- _Exercise aim_
Return every line of the records below verbatim, with no pictures in the copy.

Lines of data
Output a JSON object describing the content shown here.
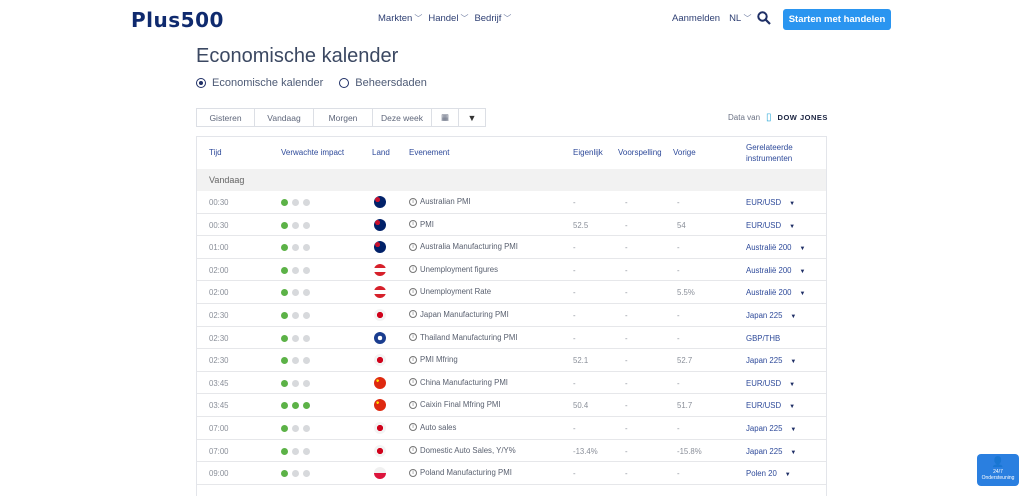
{
  "header": {
    "logo": "Plus500",
    "nav": [
      "Markten",
      "Handel",
      "Bedrijf"
    ],
    "login": "Aanmelden",
    "lang": "NL",
    "cta": "Starten met handelen"
  },
  "page": {
    "title": "Economische kalender",
    "radios": [
      {
        "label": "Economische kalender",
        "selected": true
      },
      {
        "label": "Beheersdaden",
        "selected": false
      }
    ],
    "tabs": [
      "Gisteren",
      "Vandaag",
      "Morgen",
      "Deze week"
    ],
    "data_from": "Data van",
    "provider": "DOW JONES"
  },
  "table": {
    "headers": {
      "time": "Tijd",
      "impact": "Verwachte impact",
      "country": "Land",
      "event": "Evenement",
      "actual": "Eigenlijk",
      "forecast": "Voorspelling",
      "previous": "Vorige",
      "instruments": "Gerelateerde instrumenten"
    },
    "group": "Vandaag",
    "rows": [
      {
        "time": "00:30",
        "impact": 1,
        "country": "AU",
        "event": "Australian PMI",
        "actual": "-",
        "forecast": "-",
        "previous": "-",
        "instrument": "EUR/USD",
        "dropdown": true
      },
      {
        "time": "00:30",
        "impact": 1,
        "country": "AU",
        "event": "PMI",
        "actual": "52.5",
        "forecast": "-",
        "previous": "54",
        "instrument": "EUR/USD",
        "dropdown": true
      },
      {
        "time": "01:00",
        "impact": 1,
        "country": "AU",
        "event": "Australia Manufacturing PMI",
        "actual": "-",
        "forecast": "-",
        "previous": "-",
        "instrument": "Australië 200",
        "dropdown": true
      },
      {
        "time": "02:00",
        "impact": 1,
        "country": "AT",
        "event": "Unemployment figures",
        "actual": "-",
        "forecast": "-",
        "previous": "-",
        "instrument": "Australië 200",
        "dropdown": true
      },
      {
        "time": "02:00",
        "impact": 1,
        "country": "AT",
        "event": "Unemployment Rate",
        "actual": "-",
        "forecast": "-",
        "previous": "5.5%",
        "instrument": "Australië 200",
        "dropdown": true
      },
      {
        "time": "02:30",
        "impact": 1,
        "country": "JP",
        "event": "Japan Manufacturing PMI",
        "actual": "-",
        "forecast": "-",
        "previous": "-",
        "instrument": "Japan 225",
        "dropdown": true
      },
      {
        "time": "02:30",
        "impact": 1,
        "country": "TH",
        "event": "Thailand Manufacturing PMI",
        "actual": "-",
        "forecast": "-",
        "previous": "-",
        "instrument": "GBP/THB",
        "dropdown": false
      },
      {
        "time": "02:30",
        "impact": 1,
        "country": "JP",
        "event": "PMI Mfring",
        "actual": "52.1",
        "forecast": "-",
        "previous": "52.7",
        "instrument": "Japan 225",
        "dropdown": true
      },
      {
        "time": "03:45",
        "impact": 1,
        "country": "CN",
        "event": "China Manufacturing PMI",
        "actual": "-",
        "forecast": "-",
        "previous": "-",
        "instrument": "EUR/USD",
        "dropdown": true
      },
      {
        "time": "03:45",
        "impact": 3,
        "country": "CN",
        "event": "Caixin Final Mfring PMI",
        "actual": "50.4",
        "forecast": "-",
        "previous": "51.7",
        "instrument": "EUR/USD",
        "dropdown": true
      },
      {
        "time": "07:00",
        "impact": 1,
        "country": "JP",
        "event": "Auto sales",
        "actual": "-",
        "forecast": "-",
        "previous": "-",
        "instrument": "Japan 225",
        "dropdown": true
      },
      {
        "time": "07:00",
        "impact": 1,
        "country": "JP",
        "event": "Domestic Auto Sales, Y/Y%",
        "actual": "-13.4%",
        "forecast": "-",
        "previous": "-15.8%",
        "instrument": "Japan 225",
        "dropdown": true
      },
      {
        "time": "09:00",
        "impact": 1,
        "country": "PL",
        "event": "Poland Manufacturing PMI",
        "actual": "-",
        "forecast": "-",
        "previous": "-",
        "instrument": "Polen 20",
        "dropdown": true
      }
    ]
  },
  "support": {
    "line1": "24/7",
    "line2": "Ondersteuning"
  },
  "colors": {
    "brand": "#0f2a6e",
    "cta": "#2a95f0",
    "impact_on": "#5cb247",
    "impact_off": "#d7d9dc",
    "link": "#2e4a9a"
  }
}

- _Result_
Output a JSON object describing the content shown here.
{
  "header": {
    "logo": "Plus500",
    "nav": [
      "Markten",
      "Handel",
      "Bedrijf"
    ],
    "login": "Aanmelden",
    "lang": "NL",
    "cta": "Starten met handelen"
  },
  "page": {
    "title": "Economische kalender",
    "radios": [
      {
        "label": "Economische kalender",
        "selected": true
      },
      {
        "label": "Beheersdaden",
        "selected": false
      }
    ],
    "tabs": [
      "Gisteren",
      "Vandaag",
      "Morgen",
      "Deze week"
    ],
    "data_from": "Data van",
    "provider": "DOW JONES"
  },
  "table": {
    "headers": {
      "time": "Tijd",
      "impact": "Verwachte impact",
      "country": "Land",
      "event": "Evenement",
      "actual": "Eigenlijk",
      "forecast": "Voorspelling",
      "previous": "Vorige",
      "instruments": "Gerelateerde instrumenten"
    },
    "group": "Vandaag",
    "rows": [
      {
        "time": "00:30",
        "impact": 1,
        "country": "AU",
        "event": "Australian PMI",
        "actual": "-",
        "forecast": "-",
        "previous": "-",
        "instrument": "EUR/USD",
        "dropdown": true
      },
      {
        "time": "00:30",
        "impact": 1,
        "country": "AU",
        "event": "PMI",
        "actual": "52.5",
        "forecast": "-",
        "previous": "54",
        "instrument": "EUR/USD",
        "dropdown": true
      },
      {
        "time": "01:00",
        "impact": 1,
        "country": "AU",
        "event": "Australia Manufacturing PMI",
        "actual": "-",
        "forecast": "-",
        "previous": "-",
        "instrument": "Australië 200",
        "dropdown": true
      },
      {
        "time": "02:00",
        "impact": 1,
        "country": "AT",
        "event": "Unemployment figures",
        "actual": "-",
        "forecast": "-",
        "previous": "-",
        "instrument": "Australië 200",
        "dropdown": true
      },
      {
        "time": "02:00",
        "impact": 1,
        "country": "AT",
        "event": "Unemployment Rate",
        "actual": "-",
        "forecast": "-",
        "previous": "5.5%",
        "instrument": "Australië 200",
        "dropdown": true
      },
      {
        "time": "02:30",
        "impact": 1,
        "country": "JP",
        "event": "Japan Manufacturing PMI",
        "actual": "-",
        "forecast": "-",
        "previous": "-",
        "instrument": "Japan 225",
        "dropdown": true
      },
      {
        "time": "02:30",
        "impact": 1,
        "country": "TH",
        "event": "Thailand Manufacturing PMI",
        "actual": "-",
        "forecast": "-",
        "previous": "-",
        "instrument": "GBP/THB",
        "dropdown": false
      },
      {
        "time": "02:30",
        "impact": 1,
        "country": "JP",
        "event": "PMI Mfring",
        "actual": "52.1",
        "forecast": "-",
        "previous": "52.7",
        "instrument": "Japan 225",
        "dropdown": true
      },
      {
        "time": "03:45",
        "impact": 1,
        "country": "CN",
        "event": "China Manufacturing PMI",
        "actual": "-",
        "forecast": "-",
        "previous": "-",
        "instrument": "EUR/USD",
        "dropdown": true
      },
      {
        "time": "03:45",
        "impact": 3,
        "country": "CN",
        "event": "Caixin Final Mfring PMI",
        "actual": "50.4",
        "forecast": "-",
        "previous": "51.7",
        "instrument": "EUR/USD",
        "dropdown": true
      },
      {
        "time": "07:00",
        "impact": 1,
        "country": "JP",
        "event": "Auto sales",
        "actual": "-",
        "forecast": "-",
        "previous": "-",
        "instrument": "Japan 225",
        "dropdown": true
      },
      {
        "time": "07:00",
        "impact": 1,
        "country": "JP",
        "event": "Domestic Auto Sales, Y/Y%",
        "actual": "-13.4%",
        "forecast": "-",
        "previous": "-15.8%",
        "instrument": "Japan 225",
        "dropdown": true
      },
      {
        "time": "09:00",
        "impact": 1,
        "country": "PL",
        "event": "Poland Manufacturing PMI",
        "actual": "-",
        "forecast": "-",
        "previous": "-",
        "instrument": "Polen 20",
        "dropdown": true
      }
    ]
  },
  "support": {
    "line1": "24/7",
    "line2": "Ondersteuning"
  },
  "colors": {
    "brand": "#0f2a6e",
    "cta": "#2a95f0",
    "impact_on": "#5cb247",
    "impact_off": "#d7d9dc",
    "link": "#2e4a9a"
  }
}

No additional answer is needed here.